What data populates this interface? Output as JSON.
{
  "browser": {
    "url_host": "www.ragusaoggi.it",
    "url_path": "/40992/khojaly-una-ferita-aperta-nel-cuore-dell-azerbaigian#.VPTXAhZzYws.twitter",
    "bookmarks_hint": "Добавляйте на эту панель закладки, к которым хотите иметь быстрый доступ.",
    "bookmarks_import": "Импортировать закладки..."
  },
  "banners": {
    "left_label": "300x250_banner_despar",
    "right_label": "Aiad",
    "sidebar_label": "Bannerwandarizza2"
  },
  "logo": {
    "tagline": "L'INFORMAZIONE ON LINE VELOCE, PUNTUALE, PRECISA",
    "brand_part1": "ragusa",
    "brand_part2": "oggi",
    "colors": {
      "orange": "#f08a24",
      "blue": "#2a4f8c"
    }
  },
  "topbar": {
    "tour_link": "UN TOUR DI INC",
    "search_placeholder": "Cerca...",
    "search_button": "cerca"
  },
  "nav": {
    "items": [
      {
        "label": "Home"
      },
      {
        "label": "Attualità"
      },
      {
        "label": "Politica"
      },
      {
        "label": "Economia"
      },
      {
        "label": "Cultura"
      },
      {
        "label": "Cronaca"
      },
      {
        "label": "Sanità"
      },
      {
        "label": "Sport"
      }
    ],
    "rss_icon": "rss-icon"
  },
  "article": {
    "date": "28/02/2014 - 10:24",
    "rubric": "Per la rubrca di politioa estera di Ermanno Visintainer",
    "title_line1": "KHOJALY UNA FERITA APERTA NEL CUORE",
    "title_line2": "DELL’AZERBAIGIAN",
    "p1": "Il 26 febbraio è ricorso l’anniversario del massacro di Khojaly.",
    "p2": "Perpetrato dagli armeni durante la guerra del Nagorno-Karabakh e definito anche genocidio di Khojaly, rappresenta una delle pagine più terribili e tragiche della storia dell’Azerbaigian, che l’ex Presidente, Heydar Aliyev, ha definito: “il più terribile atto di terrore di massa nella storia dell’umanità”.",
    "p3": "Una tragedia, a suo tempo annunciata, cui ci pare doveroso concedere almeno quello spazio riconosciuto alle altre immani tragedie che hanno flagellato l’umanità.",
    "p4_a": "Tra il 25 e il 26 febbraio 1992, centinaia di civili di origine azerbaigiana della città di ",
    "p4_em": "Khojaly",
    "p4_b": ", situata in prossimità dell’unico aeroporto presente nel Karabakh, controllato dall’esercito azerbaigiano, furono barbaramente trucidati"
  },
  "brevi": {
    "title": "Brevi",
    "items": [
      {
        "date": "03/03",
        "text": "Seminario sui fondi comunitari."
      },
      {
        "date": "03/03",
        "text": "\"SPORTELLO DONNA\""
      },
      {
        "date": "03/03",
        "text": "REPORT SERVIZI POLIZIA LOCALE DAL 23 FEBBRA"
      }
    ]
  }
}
◇ ◇ ◇ ◇ ◇ ◇ ◇
Every entry in the listing must be retyped exactly.

* **Exercise solution**
What data populates this interface? Output as JSON.
{
  "browser": {
    "url_host": "www.ragusaoggi.it",
    "url_path": "/40992/khojaly-una-ferita-aperta-nel-cuore-dell-azerbaigian#.VPTXAhZzYws.twitter",
    "bookmarks_hint": "Добавляйте на эту панель закладки, к которым хотите иметь быстрый доступ.",
    "bookmarks_import": "Импортировать закладки..."
  },
  "banners": {
    "left_label": "300x250_banner_despar",
    "right_label": "Aiad",
    "sidebar_label": "Bannerwandarizza2"
  },
  "logo": {
    "tagline": "L'INFORMAZIONE ON LINE VELOCE, PUNTUALE, PRECISA",
    "brand_part1": "ragusa",
    "brand_part2": "oggi",
    "colors": {
      "orange": "#f08a24",
      "blue": "#2a4f8c"
    }
  },
  "topbar": {
    "tour_link": "UN TOUR DI INC",
    "search_placeholder": "Cerca...",
    "search_button": "cerca"
  },
  "nav": {
    "items": [
      {
        "label": "Home"
      },
      {
        "label": "Attualità"
      },
      {
        "label": "Politica"
      },
      {
        "label": "Economia"
      },
      {
        "label": "Cultura"
      },
      {
        "label": "Cronaca"
      },
      {
        "label": "Sanità"
      },
      {
        "label": "Sport"
      }
    ],
    "rss_icon": "rss-icon"
  },
  "article": {
    "date": "28/02/2014 - 10:24",
    "rubric": "Per la rubrca di politioa estera di Ermanno Visintainer",
    "title_line1": "KHOJALY UNA FERITA APERTA NEL CUORE",
    "title_line2": "DELL’AZERBAIGIAN",
    "p1": "Il 26 febbraio è ricorso l’anniversario del massacro di Khojaly.",
    "p2": "Perpetrato dagli armeni durante la guerra del Nagorno-Karabakh e definito anche genocidio di Khojaly, rappresenta una delle pagine più terribili e tragiche della storia dell’Azerbaigian, che l’ex Presidente, Heydar Aliyev, ha definito: “il più terribile atto di terrore di massa nella storia dell’umanità”.",
    "p3": "Una tragedia, a suo tempo annunciata, cui ci pare doveroso concedere almeno quello spazio riconosciuto alle altre immani tragedie che hanno flagellato l’umanità.",
    "p4_a": "Tra il 25 e il 26 febbraio 1992, centinaia di civili di origine azerbaigiana della città di ",
    "p4_em": "Khojaly",
    "p4_b": ", situata in prossimità dell’unico aeroporto presente nel Karabakh, controllato dall’esercito azerbaigiano, furono barbaramente trucidati"
  },
  "brevi": {
    "title": "Brevi",
    "items": [
      {
        "date": "03/03",
        "text": "Seminario sui fondi comunitari."
      },
      {
        "date": "03/03",
        "text": "\"SPORTELLO DONNA\""
      },
      {
        "date": "03/03",
        "text": "REPORT SERVIZI POLIZIA LOCALE DAL 23 FEBBRA"
      }
    ]
  }
}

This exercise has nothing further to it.